Spot every line with the word "Second" and return it.

* The records:
================================

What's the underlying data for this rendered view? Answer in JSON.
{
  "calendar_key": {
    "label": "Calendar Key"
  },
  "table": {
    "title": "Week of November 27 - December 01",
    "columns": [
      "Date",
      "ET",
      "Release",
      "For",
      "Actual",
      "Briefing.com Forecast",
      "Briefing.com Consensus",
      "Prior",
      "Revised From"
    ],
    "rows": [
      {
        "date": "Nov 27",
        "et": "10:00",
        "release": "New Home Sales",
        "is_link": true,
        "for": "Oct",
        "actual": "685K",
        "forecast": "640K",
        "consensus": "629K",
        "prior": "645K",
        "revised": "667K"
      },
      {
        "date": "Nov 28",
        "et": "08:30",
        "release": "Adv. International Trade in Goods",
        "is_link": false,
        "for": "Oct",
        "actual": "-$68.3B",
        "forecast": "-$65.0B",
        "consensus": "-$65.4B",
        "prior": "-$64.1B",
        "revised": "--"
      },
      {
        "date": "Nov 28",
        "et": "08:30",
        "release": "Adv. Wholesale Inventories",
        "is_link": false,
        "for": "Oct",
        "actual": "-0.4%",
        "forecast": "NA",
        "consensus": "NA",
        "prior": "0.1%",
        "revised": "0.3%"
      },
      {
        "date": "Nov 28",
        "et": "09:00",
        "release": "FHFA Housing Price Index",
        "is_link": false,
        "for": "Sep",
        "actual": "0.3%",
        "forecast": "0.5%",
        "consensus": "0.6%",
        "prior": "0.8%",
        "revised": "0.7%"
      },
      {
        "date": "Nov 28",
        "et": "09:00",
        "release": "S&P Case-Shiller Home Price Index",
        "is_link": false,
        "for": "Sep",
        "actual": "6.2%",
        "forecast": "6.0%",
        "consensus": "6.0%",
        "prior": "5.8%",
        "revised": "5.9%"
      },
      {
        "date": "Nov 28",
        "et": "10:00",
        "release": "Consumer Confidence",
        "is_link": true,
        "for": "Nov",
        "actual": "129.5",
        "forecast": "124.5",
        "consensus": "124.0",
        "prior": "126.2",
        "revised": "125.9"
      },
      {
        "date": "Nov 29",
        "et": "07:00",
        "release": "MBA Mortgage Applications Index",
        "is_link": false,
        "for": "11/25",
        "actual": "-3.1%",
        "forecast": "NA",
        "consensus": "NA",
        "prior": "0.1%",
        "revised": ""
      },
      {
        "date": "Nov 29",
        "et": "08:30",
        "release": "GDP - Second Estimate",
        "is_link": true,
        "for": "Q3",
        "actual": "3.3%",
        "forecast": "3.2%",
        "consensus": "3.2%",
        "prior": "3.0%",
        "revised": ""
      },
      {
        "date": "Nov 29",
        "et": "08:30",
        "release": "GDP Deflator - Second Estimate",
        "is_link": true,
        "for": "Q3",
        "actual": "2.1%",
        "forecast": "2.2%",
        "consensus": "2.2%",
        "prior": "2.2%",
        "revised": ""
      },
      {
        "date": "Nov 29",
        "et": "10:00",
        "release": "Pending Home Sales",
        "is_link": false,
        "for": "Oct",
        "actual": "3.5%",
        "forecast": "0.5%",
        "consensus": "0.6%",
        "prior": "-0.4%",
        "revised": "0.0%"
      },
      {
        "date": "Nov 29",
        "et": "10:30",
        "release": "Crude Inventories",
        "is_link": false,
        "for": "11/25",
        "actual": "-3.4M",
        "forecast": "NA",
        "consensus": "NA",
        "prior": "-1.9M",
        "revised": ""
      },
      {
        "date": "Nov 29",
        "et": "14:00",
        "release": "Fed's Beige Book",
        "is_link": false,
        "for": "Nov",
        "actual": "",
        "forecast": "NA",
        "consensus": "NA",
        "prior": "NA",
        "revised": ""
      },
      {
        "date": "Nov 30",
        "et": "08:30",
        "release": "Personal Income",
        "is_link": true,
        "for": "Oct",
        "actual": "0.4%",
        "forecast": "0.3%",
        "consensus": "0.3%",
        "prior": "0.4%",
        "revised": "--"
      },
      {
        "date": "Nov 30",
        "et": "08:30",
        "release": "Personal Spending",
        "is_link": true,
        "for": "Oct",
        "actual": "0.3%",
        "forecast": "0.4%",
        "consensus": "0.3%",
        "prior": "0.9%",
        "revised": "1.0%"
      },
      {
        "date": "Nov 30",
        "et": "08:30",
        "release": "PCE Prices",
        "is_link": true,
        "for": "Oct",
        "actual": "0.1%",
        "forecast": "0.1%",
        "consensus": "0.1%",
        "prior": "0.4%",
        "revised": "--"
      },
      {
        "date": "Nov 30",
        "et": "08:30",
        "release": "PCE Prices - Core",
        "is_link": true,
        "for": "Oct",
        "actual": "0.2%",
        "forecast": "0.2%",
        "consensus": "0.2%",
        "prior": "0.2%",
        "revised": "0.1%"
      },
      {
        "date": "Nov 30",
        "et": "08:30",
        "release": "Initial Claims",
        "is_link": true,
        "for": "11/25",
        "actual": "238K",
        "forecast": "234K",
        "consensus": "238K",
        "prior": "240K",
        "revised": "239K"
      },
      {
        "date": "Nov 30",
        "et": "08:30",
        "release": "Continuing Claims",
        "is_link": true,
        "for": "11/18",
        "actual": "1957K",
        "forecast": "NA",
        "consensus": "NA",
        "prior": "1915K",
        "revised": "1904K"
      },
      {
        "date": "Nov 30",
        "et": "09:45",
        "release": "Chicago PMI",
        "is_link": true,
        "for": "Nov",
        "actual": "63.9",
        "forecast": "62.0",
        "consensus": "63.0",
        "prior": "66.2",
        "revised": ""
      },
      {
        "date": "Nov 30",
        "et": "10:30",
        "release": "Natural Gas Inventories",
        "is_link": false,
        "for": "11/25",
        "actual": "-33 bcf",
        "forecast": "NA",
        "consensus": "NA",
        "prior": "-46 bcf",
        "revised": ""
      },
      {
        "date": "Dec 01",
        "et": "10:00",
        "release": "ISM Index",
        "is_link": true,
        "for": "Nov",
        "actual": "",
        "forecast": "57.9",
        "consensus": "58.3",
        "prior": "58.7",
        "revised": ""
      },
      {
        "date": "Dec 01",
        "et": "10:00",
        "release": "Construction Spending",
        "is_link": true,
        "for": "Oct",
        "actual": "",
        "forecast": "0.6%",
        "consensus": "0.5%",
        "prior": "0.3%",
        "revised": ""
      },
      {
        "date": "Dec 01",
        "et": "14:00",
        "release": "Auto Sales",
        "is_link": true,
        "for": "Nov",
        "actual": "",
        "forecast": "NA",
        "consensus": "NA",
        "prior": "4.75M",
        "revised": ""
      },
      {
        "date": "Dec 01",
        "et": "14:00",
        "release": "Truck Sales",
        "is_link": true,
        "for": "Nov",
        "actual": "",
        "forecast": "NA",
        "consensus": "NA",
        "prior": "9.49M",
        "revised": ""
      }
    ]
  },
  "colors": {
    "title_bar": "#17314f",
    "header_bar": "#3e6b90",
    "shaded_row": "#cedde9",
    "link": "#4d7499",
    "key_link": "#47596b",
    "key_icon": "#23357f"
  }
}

================================

* Exercise response:
        "release": "GDP - Second Estimate",
        "release": "GDP Deflator - Second Estimate",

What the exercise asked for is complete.